**EXERCISE AIM**
Skip the pictures. Transcribe the rest of the data below without changing a word.

[Collected data entries]
# # # # #

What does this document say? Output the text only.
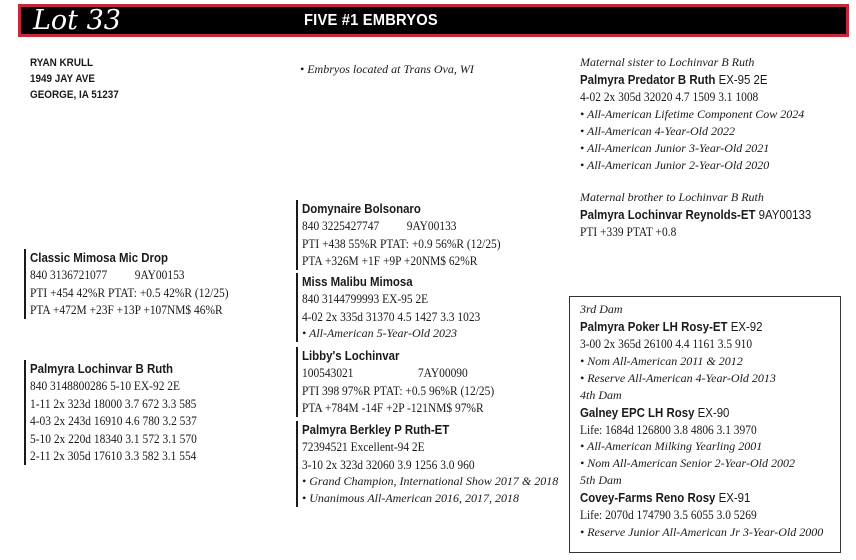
Lot 33	FIVE #1 EMBRYOS
RYAN KRULL
1949 JAY AVE
GEORGE, IA 51237
• Embryos located at Trans Ova, WI
Classic Mimosa Mic Drop
840 3136721077 9AY00153
PTI +454 42%R PTAT: +0.5 42%R (12/25)
PTA +472M +23F +13P +107NM$ 46%R
Palmyra Lochinvar B Ruth
840 3148800286 5-10 EX-92 2E
1-11 2x 323d 18000 3.7 672 3.3 585
4-03 2x 243d 16910 4.6 780 3.2 537
5-10 2x 220d 18340 3.1 572 3.1 570
2-11 2x 305d 17610 3.3 582 3.1 554
Domynaire Bolsonaro
840 3225427747 9AY00133
PTI +438 55%R PTAT: +0.9 56%R (12/25)
PTA +326M +1F +9P +20NM$ 62%R
Miss Malibu Mimosa
840 3144799993 EX-95 2E
4-02 2x 335d 31370 4.5 1427 3.3 1023
• All-American 5-Year-Old 2023
Libby's Lochinvar
100543021	7AY00090
PTI 398 97%R PTAT: +0.5 96%R (12/25)
PTA +784M -14F +2P -121NM$ 97%R
Palmyra Berkley P Ruth-ET
72394521 Excellent-94 2E
3-10 2x 323d 32060 3.9 1256 3.0 960
• Grand Champion, International Show 2017 & 2018
• Unanimous All-American 2016, 2017, 2018
Maternal sister to Lochinvar B Ruth
Palmyra Predator B Ruth EX-95 2E
4-02 2x 305d 32020 4.7 1509 3.1 1008
• All-American Lifetime Component Cow 2024
• All-American 4-Year-Old 2022
• All-American Junior 3-Year-Old 2021
• All-American Junior 2-Year-Old 2020
Maternal brother to Lochinvar B Ruth
Palmyra Lochinvar Reynolds-ET 9AY00133
PTI +339 PTAT +0.8
3rd Dam
Palmyra Poker LH Rosy-ET EX-92
3-00 2x 365d 26100 4.4 1161 3.5 910
• Nom All-American 2011 & 2012
• Reserve All-American 4-Year-Old 2013
4th Dam
Galney EPC LH Rosy EX-90
Life: 1684d 126800 3.8 4806 3.1 3970
• All-American Milking Yearling 2001
• Nom All-American Senior 2-Year-Old 2002
5th Dam
Covey-Farms Reno Rosy EX-91
Life: 2070d 174790 3.5 6055 3.0 5269
• Reserve Junior All-American Jr 3-Year-Old 2000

# # # # #

**EXPECTED ANSWER**
What does this document say? Output the text only.
Lot 33	FIVE #1 EMBRYOS
RYAN KRULL
1949 JAY AVE
GEORGE, IA 51237
• Embryos located at Trans Ova, WI
Classic Mimosa Mic Drop
840 3136721077 9AY00153
PTI +454 42%R PTAT: +0.5 42%R (12/25)
PTA +472M +23F +13P +107NM$ 46%R
Palmyra Lochinvar B Ruth
840 3148800286 5-10 EX-92 2E
1-11 2x 323d 18000 3.7 672 3.3 585
4-03 2x 243d 16910 4.6 780 3.2 537
5-10 2x 220d 18340 3.1 572 3.1 570
2-11 2x 305d 17610 3.3 582 3.1 554
Domynaire Bolsonaro
840 3225427747 9AY00133
PTI +438 55%R PTAT: +0.9 56%R (12/25)
PTA +326M +1F +9P +20NM$ 62%R
Miss Malibu Mimosa
840 3144799993 EX-95 2E
4-02 2x 335d 31370 4.5 1427 3.3 1023
• All-American 5-Year-Old 2023
Libby's Lochinvar
100543021	7AY00090
PTI 398 97%R PTAT: +0.5 96%R (12/25)
PTA +784M -14F +2P -121NM$ 97%R
Palmyra Berkley P Ruth-ET
72394521 Excellent-94 2E
3-10 2x 323d 32060 3.9 1256 3.0 960
• Grand Champion, International Show 2017 & 2018
• Unanimous All-American 2016, 2017, 2018
Maternal sister to Lochinvar B Ruth
Palmyra Predator B Ruth EX-95 2E
4-02 2x 305d 32020 4.7 1509 3.1 1008
• All-American Lifetime Component Cow 2024
• All-American 4-Year-Old 2022
• All-American Junior 3-Year-Old 2021
• All-American Junior 2-Year-Old 2020
Maternal brother to Lochinvar B Ruth
Palmyra Lochinvar Reynolds-ET 9AY00133
PTI +339 PTAT +0.8
3rd Dam
Palmyra Poker LH Rosy-ET EX-92
3-00 2x 365d 26100 4.4 1161 3.5 910
• Nom All-American 2011 & 2012
• Reserve All-American 4-Year-Old 2013
4th Dam
Galney EPC LH Rosy EX-90
Life: 1684d 126800 3.8 4806 3.1 3970
• All-American Milking Yearling 2001
• Nom All-American Senior 2-Year-Old 2002
5th Dam
Covey-Farms Reno Rosy EX-91
Life: 2070d 174790 3.5 6055 3.0 5269
• Reserve Junior All-American Jr 3-Year-Old 2000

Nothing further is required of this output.